Tuesday, January 03, 2006

FINAL CUT: Germany Was Having Trouble

I remember it quite vividly: it was Valentine's Day, 2001, and my future fiancée had decided that we should celebrate with a show. So there we were, waiting in the lobby of the Cadillac Palace Theater, hoping for that most unlikely of circumstances: that someone would give up their tickets, and we would get in to see the pre-Broadway run of a new musical starring Nathan Lane and Matthew Broderick called The Producers.

The love of my life is many things, and blessed with amazing ticket karma is one of them. So not only did we get the last two seats in the auditorium, but we plunked down in the fourth row, mere inches away from one of the greatest theatrical surprises of my life. I was quite familiar with the original Mel Brooks film, and while that was of course a very funny film, I had a healthy skepticism about the chances a musical adaptation would do anything but make one long for the movie. So very, very wrong was I. The score (by Brooks, remarkably enough) was enjoyable, the laughter hardly ever stopped, and in many respects, the stage version improved upon its source. (Moving the action back a decade, for example, to tie in more closely to Broadway's heyday and eliminate the cheesier elements of the late sixties.) Most importantly, the show's signature number, "Springtime For Hitler," positively soared onstage. It was was tremendous glee that I called up my friend Ted, who had already bought tickets for the New York run, and said something I had always wanted to say about a stage show: "It's gonna be a smash."

• [Data provided]
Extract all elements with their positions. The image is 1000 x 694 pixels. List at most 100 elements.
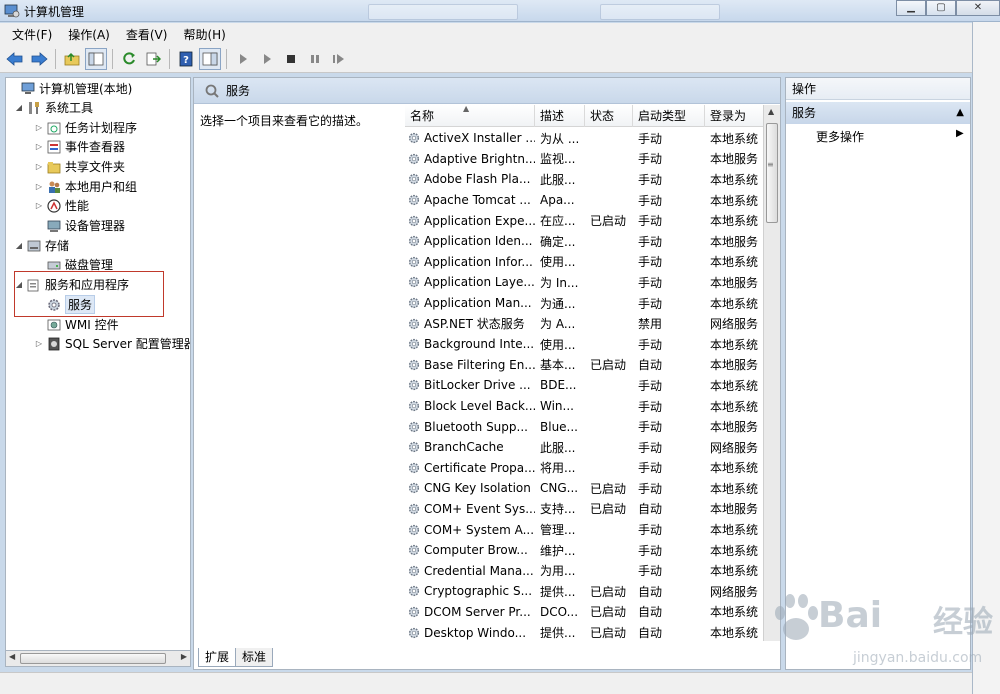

---

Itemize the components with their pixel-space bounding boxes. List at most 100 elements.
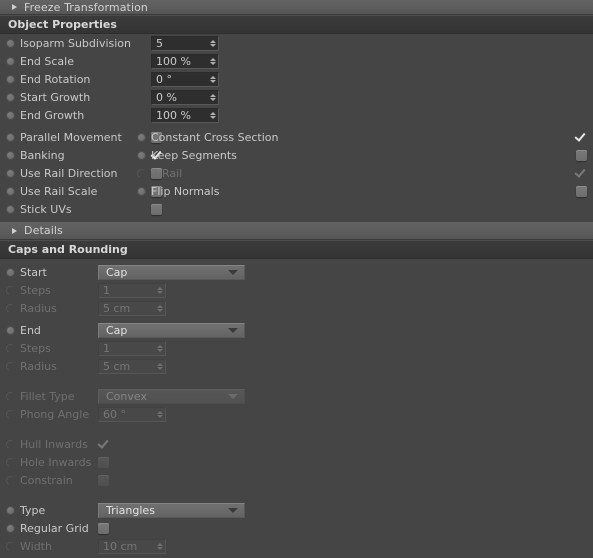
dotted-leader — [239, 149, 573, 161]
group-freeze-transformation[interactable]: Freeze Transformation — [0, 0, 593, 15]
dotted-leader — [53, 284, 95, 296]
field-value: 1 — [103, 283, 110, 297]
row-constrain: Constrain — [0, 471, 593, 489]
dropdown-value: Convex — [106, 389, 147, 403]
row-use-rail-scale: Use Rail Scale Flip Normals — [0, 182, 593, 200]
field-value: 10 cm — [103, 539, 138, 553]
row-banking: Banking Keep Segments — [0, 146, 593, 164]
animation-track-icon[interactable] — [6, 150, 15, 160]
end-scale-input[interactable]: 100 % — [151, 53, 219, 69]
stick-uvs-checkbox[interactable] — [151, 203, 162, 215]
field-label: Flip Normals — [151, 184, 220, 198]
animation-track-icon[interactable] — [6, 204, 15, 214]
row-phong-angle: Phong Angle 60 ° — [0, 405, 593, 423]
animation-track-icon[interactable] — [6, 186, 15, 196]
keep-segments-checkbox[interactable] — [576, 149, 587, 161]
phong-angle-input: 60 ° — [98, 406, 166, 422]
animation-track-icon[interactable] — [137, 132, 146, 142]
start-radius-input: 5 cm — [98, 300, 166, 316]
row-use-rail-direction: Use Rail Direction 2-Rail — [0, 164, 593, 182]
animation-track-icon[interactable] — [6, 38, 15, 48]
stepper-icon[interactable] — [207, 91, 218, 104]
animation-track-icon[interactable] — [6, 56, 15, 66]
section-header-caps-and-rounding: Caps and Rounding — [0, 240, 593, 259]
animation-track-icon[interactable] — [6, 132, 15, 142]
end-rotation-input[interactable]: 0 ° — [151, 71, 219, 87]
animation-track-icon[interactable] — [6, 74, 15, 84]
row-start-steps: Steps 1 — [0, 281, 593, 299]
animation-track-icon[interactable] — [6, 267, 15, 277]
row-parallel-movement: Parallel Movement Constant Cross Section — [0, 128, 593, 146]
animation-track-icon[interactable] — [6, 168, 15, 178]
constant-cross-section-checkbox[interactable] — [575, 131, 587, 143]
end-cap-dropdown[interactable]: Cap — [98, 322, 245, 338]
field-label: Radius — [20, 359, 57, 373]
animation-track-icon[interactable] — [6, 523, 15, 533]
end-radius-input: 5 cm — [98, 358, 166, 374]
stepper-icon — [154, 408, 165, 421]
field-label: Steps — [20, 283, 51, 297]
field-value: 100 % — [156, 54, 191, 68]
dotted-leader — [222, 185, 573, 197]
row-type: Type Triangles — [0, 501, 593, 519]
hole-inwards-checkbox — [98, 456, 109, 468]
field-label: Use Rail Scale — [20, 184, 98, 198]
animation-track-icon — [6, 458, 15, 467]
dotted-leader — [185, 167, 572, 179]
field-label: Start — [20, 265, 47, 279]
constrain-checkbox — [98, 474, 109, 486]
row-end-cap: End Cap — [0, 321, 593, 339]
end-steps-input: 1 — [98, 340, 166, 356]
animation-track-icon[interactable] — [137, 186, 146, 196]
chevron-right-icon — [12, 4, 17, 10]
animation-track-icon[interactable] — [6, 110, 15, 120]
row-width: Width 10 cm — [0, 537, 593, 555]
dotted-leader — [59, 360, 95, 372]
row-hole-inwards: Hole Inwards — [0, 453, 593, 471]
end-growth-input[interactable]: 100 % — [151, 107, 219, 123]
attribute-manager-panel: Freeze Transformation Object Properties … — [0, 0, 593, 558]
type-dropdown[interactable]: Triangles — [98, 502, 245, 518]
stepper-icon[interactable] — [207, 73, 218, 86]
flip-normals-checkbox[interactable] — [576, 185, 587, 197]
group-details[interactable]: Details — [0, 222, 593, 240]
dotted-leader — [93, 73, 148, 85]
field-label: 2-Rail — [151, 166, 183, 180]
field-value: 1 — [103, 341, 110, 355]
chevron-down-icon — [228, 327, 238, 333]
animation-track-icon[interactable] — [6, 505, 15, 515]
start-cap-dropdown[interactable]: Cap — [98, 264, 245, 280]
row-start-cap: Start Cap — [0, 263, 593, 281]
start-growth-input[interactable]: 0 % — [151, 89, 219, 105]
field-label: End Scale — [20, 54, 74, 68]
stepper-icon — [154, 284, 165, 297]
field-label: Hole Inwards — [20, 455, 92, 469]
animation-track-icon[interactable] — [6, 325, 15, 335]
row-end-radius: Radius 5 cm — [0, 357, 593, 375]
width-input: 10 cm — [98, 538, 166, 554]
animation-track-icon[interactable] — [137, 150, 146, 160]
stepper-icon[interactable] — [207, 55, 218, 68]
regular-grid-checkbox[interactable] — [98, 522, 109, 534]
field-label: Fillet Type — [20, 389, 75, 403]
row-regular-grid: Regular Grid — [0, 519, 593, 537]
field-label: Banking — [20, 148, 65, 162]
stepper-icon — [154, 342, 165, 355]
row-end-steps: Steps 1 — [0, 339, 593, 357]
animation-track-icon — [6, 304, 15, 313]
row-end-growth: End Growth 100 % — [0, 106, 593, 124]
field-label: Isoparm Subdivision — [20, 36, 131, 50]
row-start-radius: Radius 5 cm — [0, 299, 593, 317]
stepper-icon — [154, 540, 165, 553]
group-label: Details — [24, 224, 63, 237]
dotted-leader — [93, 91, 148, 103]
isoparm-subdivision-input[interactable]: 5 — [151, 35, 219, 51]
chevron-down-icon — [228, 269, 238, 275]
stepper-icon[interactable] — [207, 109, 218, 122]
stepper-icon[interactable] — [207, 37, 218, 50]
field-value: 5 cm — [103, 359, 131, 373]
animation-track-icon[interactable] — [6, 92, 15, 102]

• [What is being asked] For the post about seeing The Producers, answer yes or no to each statement and quote the words of the post that settle it: (a) The show was at the Cadillac Palace Theater. (b) Before the show, the writer expected the stage version to improve on the film. (c) The couple sat in the back row.

• [The solution]
(a) Yes: "waiting in the lobby of the Cadillac Palace Theater"
(b) No: "I had a healthy skepticism about the chances a musical adaptation would do anything but make one long for the movie"
(c) No: "we plunked down in the fourth row"